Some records
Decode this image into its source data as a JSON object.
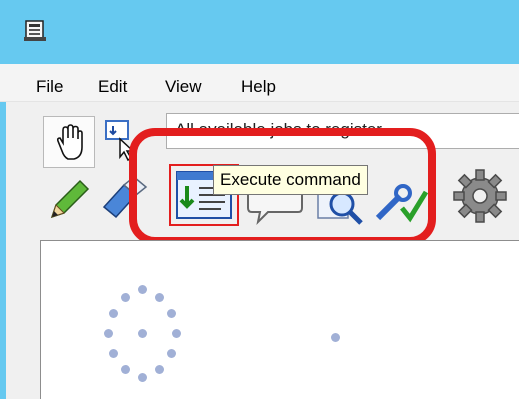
{
  "menu": {
    "items": [
      {
        "label": "File"
      },
      {
        "label": "Edit"
      },
      {
        "label": "View"
      },
      {
        "label": "Help"
      }
    ]
  },
  "tools": {
    "items": [
      {
        "icon": "hand-icon",
        "pressed": true
      },
      {
        "icon": "select-icon",
        "pressed": false
      },
      {
        "icon": "pencil-icon",
        "pressed": false
      },
      {
        "icon": "eraser-icon",
        "pressed": false
      }
    ]
  },
  "combo": {
    "value": "All available jobs to register"
  },
  "toolbar": {
    "icons": [
      "execute-command-icon",
      "speech-bubble-icon",
      "search-icon",
      "check-tools-icon",
      "gear-icon"
    ]
  },
  "tooltip": {
    "text": "Execute command"
  },
  "colors": {
    "titlebar": "#66c9f0",
    "highlight": "#e31e1e",
    "tooltip_bg": "#ffffe1",
    "spinner": "#a1b0d6"
  }
}
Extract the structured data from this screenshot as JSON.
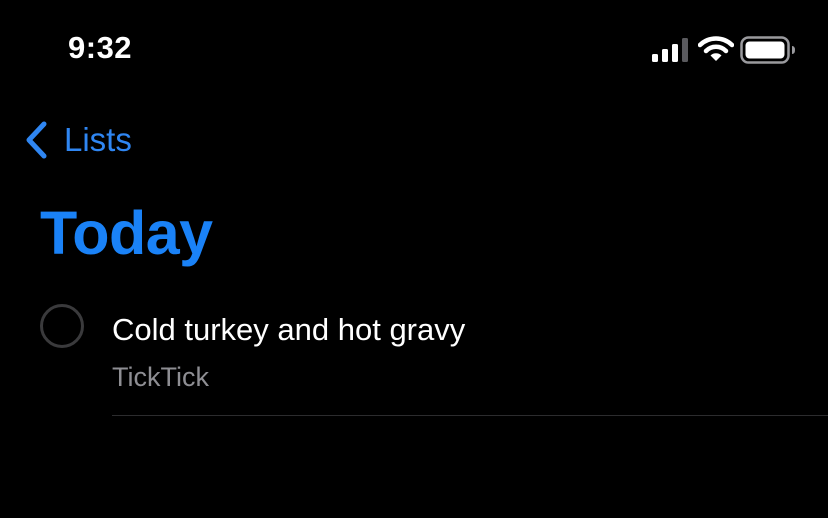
{
  "status_bar": {
    "time": "9:32",
    "icons": [
      "cellular-signal-icon",
      "wifi-icon",
      "battery-icon"
    ]
  },
  "nav": {
    "back_label": "Lists",
    "back_icon": "chevron-left-icon"
  },
  "title": "Today",
  "tasks": [
    {
      "title": "Cold turkey and hot gravy",
      "list": "TickTick",
      "completed": false
    }
  ],
  "colors": {
    "background": "#000000",
    "accent": "#1a82f7",
    "primary_text": "#ffffff",
    "secondary_text": "#8e8e93",
    "separator": "#2c2c2e"
  }
}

**DIRECTION**
Every line of the listing that holds "this" should be found and copied.

**ANSWER FOR THE TASK**
Decode this image into its source data as a JSON object.
Extract the structured data from this screenshot as JSON.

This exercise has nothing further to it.